> Instruction
Transcribe the records below exactly as they appear.

--- Entries supplied ---

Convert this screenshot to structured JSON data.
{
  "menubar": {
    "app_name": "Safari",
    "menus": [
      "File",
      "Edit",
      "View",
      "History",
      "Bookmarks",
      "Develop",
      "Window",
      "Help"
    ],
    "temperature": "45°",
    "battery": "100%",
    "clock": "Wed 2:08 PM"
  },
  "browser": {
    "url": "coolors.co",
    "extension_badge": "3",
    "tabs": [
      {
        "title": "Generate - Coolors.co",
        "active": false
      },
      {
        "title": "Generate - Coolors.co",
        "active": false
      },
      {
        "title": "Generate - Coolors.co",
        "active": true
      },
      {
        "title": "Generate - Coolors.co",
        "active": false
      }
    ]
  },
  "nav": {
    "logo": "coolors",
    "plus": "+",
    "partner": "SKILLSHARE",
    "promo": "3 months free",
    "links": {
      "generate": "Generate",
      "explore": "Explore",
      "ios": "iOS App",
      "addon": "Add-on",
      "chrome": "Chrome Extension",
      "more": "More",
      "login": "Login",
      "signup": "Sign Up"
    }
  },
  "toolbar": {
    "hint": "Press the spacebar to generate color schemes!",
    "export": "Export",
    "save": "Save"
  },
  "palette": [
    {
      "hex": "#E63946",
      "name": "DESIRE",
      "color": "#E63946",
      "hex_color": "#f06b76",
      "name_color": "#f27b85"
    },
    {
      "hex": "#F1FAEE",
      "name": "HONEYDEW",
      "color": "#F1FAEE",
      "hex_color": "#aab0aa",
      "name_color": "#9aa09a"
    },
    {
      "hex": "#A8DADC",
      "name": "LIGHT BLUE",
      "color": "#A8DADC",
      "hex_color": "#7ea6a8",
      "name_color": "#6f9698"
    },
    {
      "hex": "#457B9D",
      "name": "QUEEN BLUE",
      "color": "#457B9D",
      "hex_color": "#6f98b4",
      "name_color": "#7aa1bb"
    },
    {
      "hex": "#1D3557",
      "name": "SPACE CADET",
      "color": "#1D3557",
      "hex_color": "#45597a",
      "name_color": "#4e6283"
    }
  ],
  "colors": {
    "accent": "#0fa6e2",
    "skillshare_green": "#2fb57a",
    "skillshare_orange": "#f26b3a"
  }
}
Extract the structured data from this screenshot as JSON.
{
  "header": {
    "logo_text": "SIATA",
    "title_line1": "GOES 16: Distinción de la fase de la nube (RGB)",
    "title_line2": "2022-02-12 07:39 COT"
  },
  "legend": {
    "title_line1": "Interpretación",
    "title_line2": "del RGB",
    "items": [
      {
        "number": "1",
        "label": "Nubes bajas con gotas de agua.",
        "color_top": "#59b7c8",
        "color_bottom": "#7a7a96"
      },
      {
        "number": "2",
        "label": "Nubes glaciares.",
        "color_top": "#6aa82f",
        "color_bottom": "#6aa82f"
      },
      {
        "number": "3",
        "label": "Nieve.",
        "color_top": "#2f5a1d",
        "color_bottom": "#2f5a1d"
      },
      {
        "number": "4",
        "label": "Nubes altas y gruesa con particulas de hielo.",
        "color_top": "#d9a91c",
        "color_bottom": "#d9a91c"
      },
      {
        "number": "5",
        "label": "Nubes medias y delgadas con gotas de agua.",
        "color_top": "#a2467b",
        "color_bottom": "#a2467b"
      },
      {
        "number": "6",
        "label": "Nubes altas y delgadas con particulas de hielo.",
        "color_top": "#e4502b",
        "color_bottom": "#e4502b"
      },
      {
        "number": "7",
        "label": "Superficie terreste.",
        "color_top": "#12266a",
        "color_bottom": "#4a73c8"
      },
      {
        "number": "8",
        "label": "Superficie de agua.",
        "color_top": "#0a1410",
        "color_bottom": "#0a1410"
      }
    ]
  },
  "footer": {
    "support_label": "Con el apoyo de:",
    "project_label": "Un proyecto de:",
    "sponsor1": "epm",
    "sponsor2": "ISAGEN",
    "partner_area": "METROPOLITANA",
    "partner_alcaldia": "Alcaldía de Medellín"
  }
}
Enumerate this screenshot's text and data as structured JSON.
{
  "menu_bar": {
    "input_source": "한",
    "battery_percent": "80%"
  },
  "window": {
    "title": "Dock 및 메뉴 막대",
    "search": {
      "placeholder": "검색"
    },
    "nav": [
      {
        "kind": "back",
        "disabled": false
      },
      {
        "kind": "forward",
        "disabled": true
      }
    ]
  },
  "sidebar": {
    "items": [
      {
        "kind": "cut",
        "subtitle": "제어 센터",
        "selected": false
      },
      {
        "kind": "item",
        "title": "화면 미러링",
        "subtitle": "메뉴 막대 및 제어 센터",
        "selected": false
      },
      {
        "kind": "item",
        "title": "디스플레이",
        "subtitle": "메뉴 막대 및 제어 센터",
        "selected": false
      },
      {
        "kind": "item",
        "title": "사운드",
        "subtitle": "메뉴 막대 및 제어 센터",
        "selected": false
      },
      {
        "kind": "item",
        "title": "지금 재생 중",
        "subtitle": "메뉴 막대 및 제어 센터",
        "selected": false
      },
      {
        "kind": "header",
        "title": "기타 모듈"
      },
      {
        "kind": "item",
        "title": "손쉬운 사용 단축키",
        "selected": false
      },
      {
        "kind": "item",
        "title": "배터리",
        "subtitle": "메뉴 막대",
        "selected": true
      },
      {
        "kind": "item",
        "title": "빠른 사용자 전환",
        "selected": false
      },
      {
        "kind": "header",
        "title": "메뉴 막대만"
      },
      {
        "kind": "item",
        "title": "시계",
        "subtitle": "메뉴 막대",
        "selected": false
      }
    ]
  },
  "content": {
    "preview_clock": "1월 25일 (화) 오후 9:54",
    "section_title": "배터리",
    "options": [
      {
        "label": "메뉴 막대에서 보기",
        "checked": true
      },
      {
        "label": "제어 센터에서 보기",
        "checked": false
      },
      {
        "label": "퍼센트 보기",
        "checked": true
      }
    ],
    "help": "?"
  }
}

---

> Solution to this task
Convert this screenshot to structured JSON data.
{
  "menubar": {
    "app_name": "Safari",
    "menus": [
      "File",
      "Edit",
      "View",
      "History",
      "Bookmarks",
      "Develop",
      "Window",
      "Help"
    ],
    "temperature": "45°",
    "battery": "100%",
    "clock": "Wed 2:08 PM"
  },
  "browser": {
    "url": "coolors.co",
    "extension_badge": "3",
    "tabs": [
      {
        "title": "Generate - Coolors.co",
        "active": false
      },
      {
        "title": "Generate - Coolors.co",
        "active": false
      },
      {
        "title": "Generate - Coolors.co",
        "active": true
      },
      {
        "title": "Generate - Coolors.co",
        "active": false
      }
    ]
  },
  "nav": {
    "logo": "coolors",
    "plus": "+",
    "partner": "SKILLSHARE",
    "promo": "3 months free",
    "links": {
      "generate": "Generate",
      "explore": "Explore",
      "ios": "iOS App",
      "addon": "Add-on",
      "chrome": "Chrome Extension",
      "more": "More",
      "login": "Login",
      "signup": "Sign Up"
    }
  },
  "toolbar": {
    "hint": "Press the spacebar to generate color schemes!",
    "export": "Export",
    "save": "Save"
  },
  "palette": [
    {
      "hex": "#E63946",
      "name": "DESIRE",
      "color": "#E63946",
      "hex_color": "#f06b76",
      "name_color": "#f27b85"
    },
    {
      "hex": "#F1FAEE",
      "name": "HONEYDEW",
      "color": "#F1FAEE",
      "hex_color": "#aab0aa",
      "name_color": "#9aa09a"
    },
    {
      "hex": "#A8DADC",
      "name": "LIGHT BLUE",
      "color": "#A8DADC",
      "hex_color": "#7ea6a8",
      "name_color": "#6f9698"
    },
    {
      "hex": "#457B9D",
      "name": "QUEEN BLUE",
      "color": "#457B9D",
      "hex_color": "#6f98b4",
      "name_color": "#7aa1bb"
    },
    {
      "hex": "#1D3557",
      "name": "SPACE CADET",
      "color": "#1D3557",
      "hex_color": "#45597a",
      "name_color": "#4e6283"
    }
  ],
  "colors": {
    "accent": "#0fa6e2",
    "skillshare_green": "#2fb57a",
    "skillshare_orange": "#f26b3a"
  }
}
Extract the structured data from this screenshot as JSON.
{
  "header": {
    "logo_text": "SIATA",
    "title_line1": "GOES 16: Distinción de la fase de la nube (RGB)",
    "title_line2": "2022-02-12 07:39 COT"
  },
  "legend": {
    "title_line1": "Interpretación",
    "title_line2": "del RGB",
    "items": [
      {
        "number": "1",
        "label": "Nubes bajas con gotas de agua.",
        "color_top": "#59b7c8",
        "color_bottom": "#7a7a96"
      },
      {
        "number": "2",
        "label": "Nubes glaciares.",
        "color_top": "#6aa82f",
        "color_bottom": "#6aa82f"
      },
      {
        "number": "3",
        "label": "Nieve.",
        "color_top": "#2f5a1d",
        "color_bottom": "#2f5a1d"
      },
      {
        "number": "4",
        "label": "Nubes altas y gruesa con particulas de hielo.",
        "color_top": "#d9a91c",
        "color_bottom": "#d9a91c"
      },
      {
        "number": "5",
        "label": "Nubes medias y delgadas con gotas de agua.",
        "color_top": "#a2467b",
        "color_bottom": "#a2467b"
      },
      {
        "number": "6",
        "label": "Nubes altas y delgadas con particulas de hielo.",
        "color_top": "#e4502b",
        "color_bottom": "#e4502b"
      },
      {
        "number": "7",
        "label": "Superficie terreste.",
        "color_top": "#12266a",
        "color_bottom": "#4a73c8"
      },
      {
        "number": "8",
        "label": "Superficie de agua.",
        "color_top": "#0a1410",
        "color_bottom": "#0a1410"
      }
    ]
  },
  "footer": {
    "support_label": "Con el apoyo de:",
    "project_label": "Un proyecto de:",
    "sponsor1": "epm",
    "sponsor2": "ISAGEN",
    "partner_area": "METROPOLITANA",
    "partner_alcaldia": "Alcaldía de Medellín"
  }
}
Enumerate this screenshot's text and data as structured JSON.
{
  "menu_bar": {
    "input_source": "한",
    "battery_percent": "80%"
  },
  "window": {
    "title": "Dock 및 메뉴 막대",
    "search": {
      "placeholder": "검색"
    },
    "nav": [
      {
        "kind": "back",
        "disabled": false
      },
      {
        "kind": "forward",
        "disabled": true
      }
    ]
  },
  "sidebar": {
    "items": [
      {
        "kind": "cut",
        "subtitle": "제어 센터",
        "selected": false
      },
      {
        "kind": "item",
        "title": "화면 미러링",
        "subtitle": "메뉴 막대 및 제어 센터",
        "selected": false
      },
      {
        "kind": "item",
        "title": "디스플레이",
        "subtitle": "메뉴 막대 및 제어 센터",
        "selected": false
      },
      {
        "kind": "item",
        "title": "사운드",
        "subtitle": "메뉴 막대 및 제어 센터",
        "selected": false
      },
      {
        "kind": "item",
        "title": "지금 재생 중",
        "subtitle": "메뉴 막대 및 제어 센터",
        "selected": false
      },
      {
        "kind": "header",
        "title": "기타 모듈"
      },
      {
        "kind": "item",
        "title": "손쉬운 사용 단축키",
        "selected": false
      },
      {
        "kind": "item",
        "title": "배터리",
        "subtitle": "메뉴 막대",
        "selected": true
      },
      {
        "kind": "item",
        "title": "빠른 사용자 전환",
        "selected": false
      },
      {
        "kind": "header",
        "title": "메뉴 막대만"
      },
      {
        "kind": "item",
        "title": "시계",
        "subtitle": "메뉴 막대",
        "selected": false
      }
    ]
  },
  "content": {
    "preview_clock": "1월 25일 (화) 오후 9:54",
    "section_title": "배터리",
    "options": [
      {
        "label": "메뉴 막대에서 보기",
        "checked": true
      },
      {
        "label": "제어 센터에서 보기",
        "checked": false
      },
      {
        "label": "퍼센트 보기",
        "checked": true
      }
    ],
    "help": "?"
  }
}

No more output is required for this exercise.